■ **DIRECTION**
Where a line below holds the string "policies", copy that line.

========

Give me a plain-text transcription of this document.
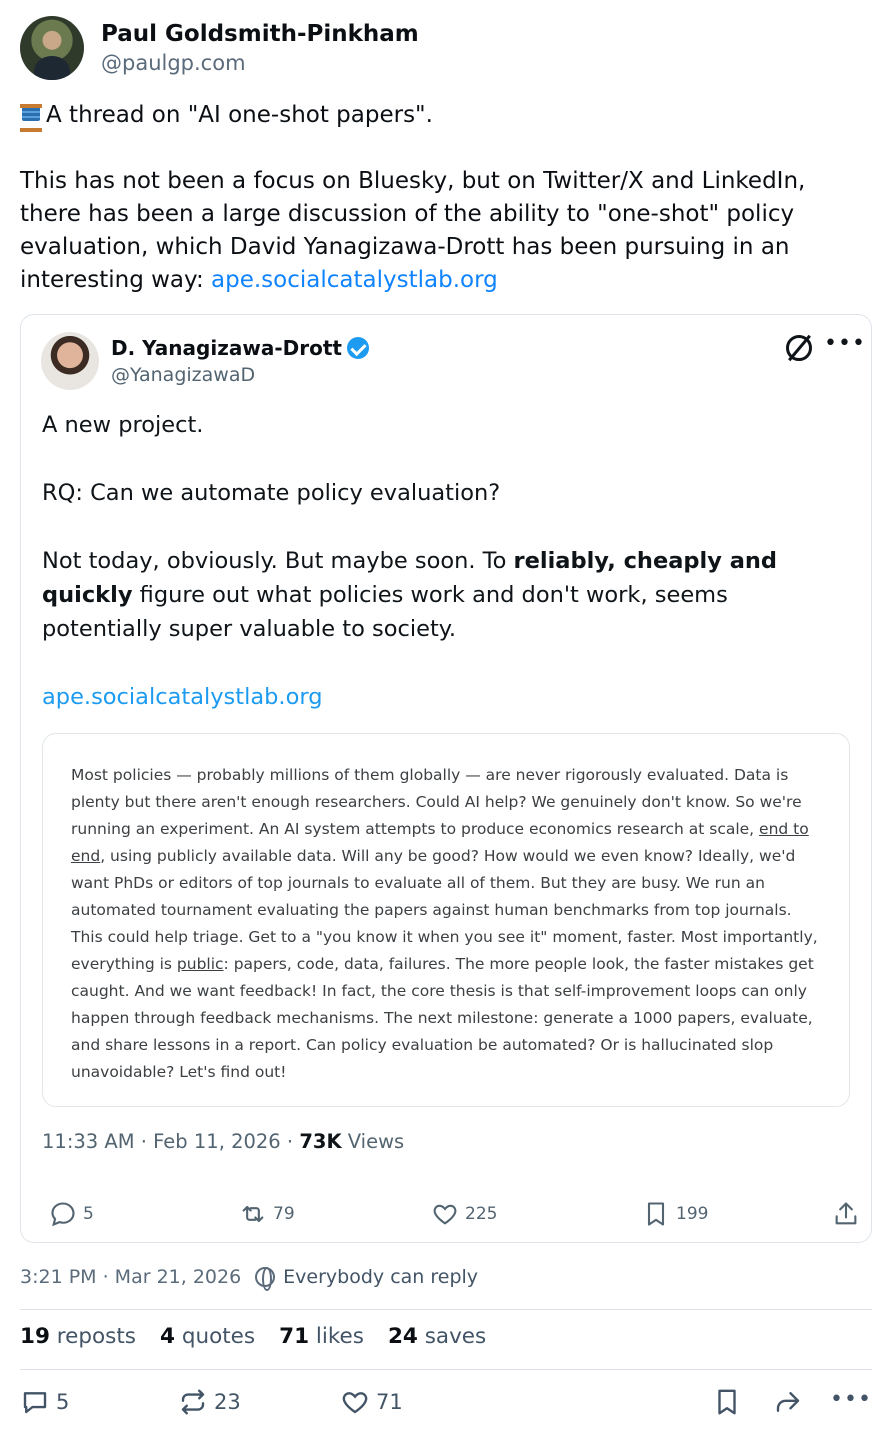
Paul Goldsmith-Pinkham
@paulgp.com

A thread on "AI one-shot papers".

This has not been a focus on Bluesky, but on Twitter/X and LinkedIn, there has been a large discussion of the ability to "one-shot" policy evaluation, which David Yanagizawa-Drott has been pursuing in an interesting way: ape.socialcatalystlab.org

D. Yanagizawa-Drott
@YanagizawaD
•••

A new project.

RQ: Can we automate policy evaluation?

Not today, obviously. But maybe soon. To reliably, cheaply and quickly figure out what policies work and don't work, seems potentially super valuable to society.

ape.socialcatalystlab.org

Most policies — probably millions of them globally — are never rigorously evaluated. Data is plenty but there aren't enough researchers. Could AI help? We genuinely don't know. So we're running an experiment. An AI system attempts to produce economics research at scale, end to end, using publicly available data. Will any be good? How would we even know? Ideally, we'd want PhDs or editors of top journals to evaluate all of them. But they are busy. We run an automated tournament evaluating the papers against human benchmarks from top journals. This could help triage. Get to a "you know it when you see it" moment, faster. Most importantly, everything is public: papers, code, data, failures. The more people look, the faster mistakes get caught. And we want feedback! In fact, the core thesis is that self-improvement loops can only happen through feedback mechanisms. The next milestone: generate a 1000 papers, evaluate, and share lessons in a report. Can policy evaluation be automated? Or is hallucinated slop unavoidable? Let's find out!
11:33 AM · Feb 11, 2026 · 73K Views
5	79	225	199
3:21 PM · Mar 21, 2026 Everybody can reply
19 reposts 4 quotes 71 likes 24 saves
5	23	71	•••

========

■ **EXPECTED OUTPUT**
Not today, obviously. But maybe soon. To reliably, cheaply and quickly figure out what policies work and don't work, seems potentially super valuable to society.
Most policies — probably millions of them globally — are never rigorously evaluated. Data is plenty but there aren't enough researchers. Could AI help? We genuinely don't know. So we're running an experiment. An AI system attempts to produce economics research at scale, end to end, using publicly available data. Will any be good? How would we even know? Ideally, we'd want PhDs or editors of top journals to evaluate all of them. But they are busy. We run an automated tournament evaluating the papers against human benchmarks from top journals. This could help triage. Get to a "you know it when you see it" moment, faster. Most importantly, everything is public: papers, code, data, failures. The more people look, the faster mistakes get caught. And we want feedback! In fact, the core thesis is that self-improvement loops can only happen through feedback mechanisms. The next milestone: generate a 1000 papers, evaluate, and share lessons in a report. Can policy evaluation be automated? Or is hallucinated slop unavoidable? Let's find out!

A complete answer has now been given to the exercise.